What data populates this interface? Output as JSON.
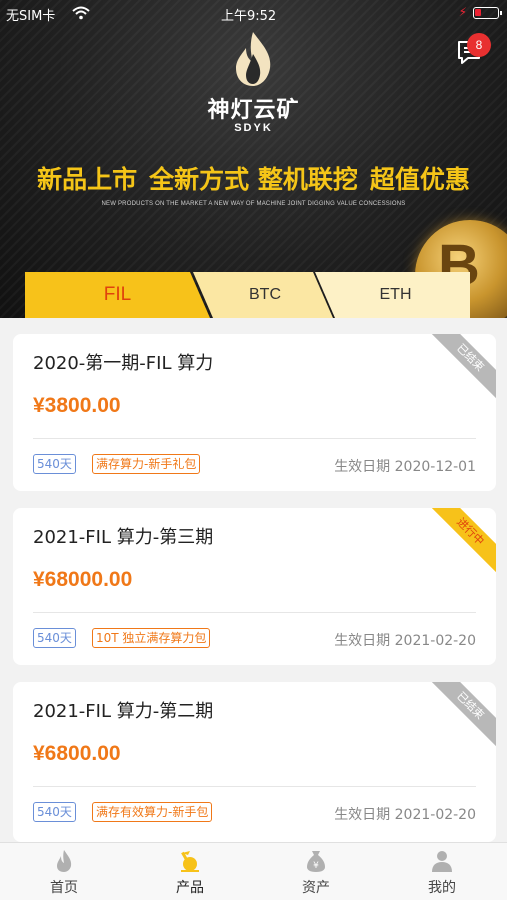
{
  "status_bar": {
    "carrier": "无SIM卡",
    "time": "上午9:52"
  },
  "header": {
    "brand_name": "神灯云矿",
    "brand_sub": "SDYK",
    "message_badge": "8",
    "slogan_parts": [
      "新品上市",
      "全新方式 整机联挖",
      "超值优惠"
    ],
    "slogan_sub": "NEW PRODUCTS ON THE MARKET A NEW WAY OF MACHINE JOINT DIGGING VALUE CONCESSIONS"
  },
  "tabs": [
    {
      "label": "FIL",
      "active": true
    },
    {
      "label": "BTC",
      "active": false
    },
    {
      "label": "ETH",
      "active": false
    }
  ],
  "products": [
    {
      "title": "2020-第一期-FIL 算力",
      "price": "¥3800.00",
      "days": "540天",
      "tag": "满存算力-新手礼包",
      "date": "生效日期 2020-12-01",
      "status": "已结束"
    },
    {
      "title": "2021-FIL 算力-第三期",
      "price": "¥68000.00",
      "days": "540天",
      "tag": "10T 独立满存算力包",
      "date": "生效日期 2021-02-20",
      "status": "进行中"
    },
    {
      "title": "2021-FIL 算力-第二期",
      "price": "¥6800.00",
      "days": "540天",
      "tag": "满存有效算力-新手包",
      "date": "生效日期 2021-02-20",
      "status": "已结束"
    }
  ],
  "bottom_nav": [
    {
      "label": "首页",
      "icon": "flame-icon"
    },
    {
      "label": "产品",
      "icon": "miner-icon",
      "active": true
    },
    {
      "label": "资产",
      "icon": "money-bag-icon"
    },
    {
      "label": "我的",
      "icon": "user-icon"
    }
  ],
  "colors": {
    "accent_yellow": "#f7c21a",
    "price_orange": "#f07818",
    "tag_blue": "#6a8fd8",
    "badge_red": "#e83030"
  }
}
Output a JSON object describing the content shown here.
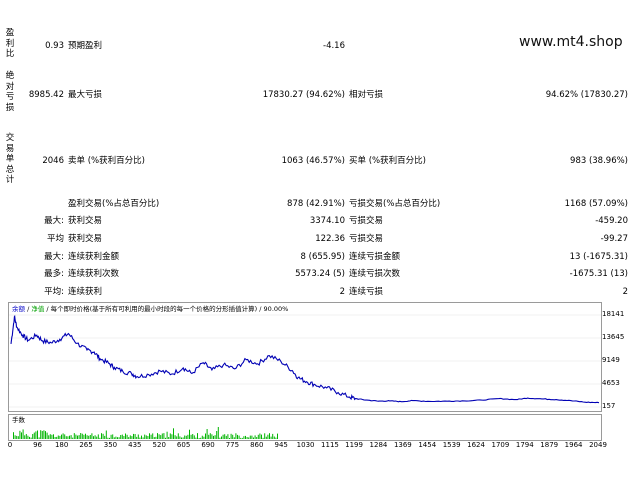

------------------------------

**What is asked**
Repeat the records word for word. Any picture in them should be left out.

**Solution to the problem**
What data populates this interface? Output as JSON.
{
  "status_bar": {
    "carrier": "无SIM卡",
    "time": "上午9:52"
  },
  "header": {
    "brand_name": "神灯云矿",
    "brand_sub": "SDYK",
    "message_badge": "8",
    "slogan_parts": [
      "新品上市",
      "全新方式 整机联挖",
      "超值优惠"
    ],
    "slogan_sub": "NEW PRODUCTS ON THE MARKET A NEW WAY OF MACHINE JOINT DIGGING VALUE CONCESSIONS"
  },
  "tabs": [
    {
      "label": "FIL",
      "active": true
    },
    {
      "label": "BTC",
      "active": false
    },
    {
      "label": "ETH",
      "active": false
    }
  ],
  "products": [
    {
      "title": "2020-第一期-FIL 算力",
      "price": "¥3800.00",
      "days": "540天",
      "tag": "满存算力-新手礼包",
      "date": "生效日期 2020-12-01",
      "status": "已结束"
    },
    {
      "title": "2021-FIL 算力-第三期",
      "price": "¥68000.00",
      "days": "540天",
      "tag": "10T 独立满存算力包",
      "date": "生效日期 2021-02-20",
      "status": "进行中"
    },
    {
      "title": "2021-FIL 算力-第二期",
      "price": "¥6800.00",
      "days": "540天",
      "tag": "满存有效算力-新手包",
      "date": "生效日期 2021-02-20",
      "status": "已结束"
    }
  ],
  "bottom_nav": [
    {
      "label": "首页",
      "icon": "flame-icon"
    },
    {
      "label": "产品",
      "icon": "miner-icon",
      "active": true
    },
    {
      "label": "资产",
      "icon": "money-bag-icon"
    },
    {
      "label": "我的",
      "icon": "user-icon"
    }
  ],
  "colors": {
    "accent_yellow": "#f7c21a",
    "price_orange": "#f07818",
    "tag_blue": "#6a8fd8",
    "badge_red": "#e83030"
  }
}
Output a JSON object describing the content shown here.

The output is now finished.